-- Begin Input records --
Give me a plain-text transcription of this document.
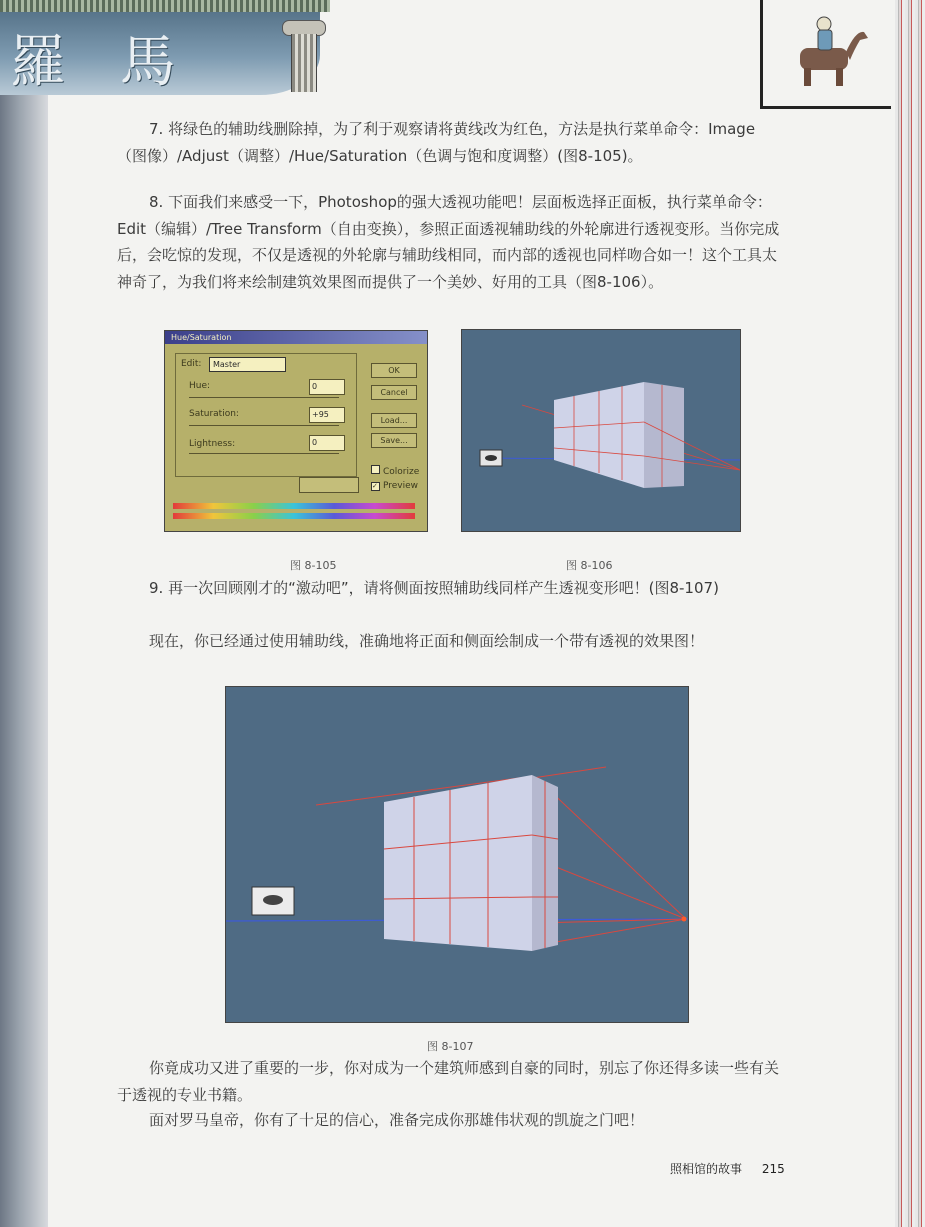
羅 馬

7. 将绿色的辅助线删除掉，为了利于观察请将黄线改为红色，方法是执行菜单命令：Image（图像）/Adjust（调整）/Hue/Saturation（色调与饱和度调整）(图8-105)。

8. 下面我们来感受一下，Photoshop的强大透视功能吧！层面板选择正面板，执行菜单命令：Edit（编辑）/Tree Transform（自由变换），参照正面透视辅助线的外轮廓进行透视变形。当你完成后，会吃惊的发现，不仅是透视的外轮廓与辅助线相同，而内部的透视也同样吻合如一！这个工具太神奇了，为我们将来绘制建筑效果图而提供了一个美妙、好用的工具（图8-106）。

Hue/Saturation
Edit:	Master
Hue:	0
Saturation:	+95
Lightness:	0
OK
Cancel
Load...
Save...
Colorize
✓ Preview
图 8-105	图 8-106

9. 再一次回顾刚才的“激动吧”，请将侧面按照辅助线同样产生透视变形吧！(图8-107)

现在，你已经通过使用辅助线，准确地将正面和侧面绘制成一个带有透视的效果图！

图 8-107

你竟成功又进了重要的一步，你对成为一个建筑师感到自豪的同时，别忘了你还得多读一些有关于透视的专业书籍。

面对罗马皇帝，你有了十足的信心，准备完成你那雄伟状观的凯旋之门吧！

照相馆的故事 215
-- End Input records --
* [Task description]
Your answer should be a single number: the count of lines in the data that include the word "Edit".

* [Result for this exercise]
2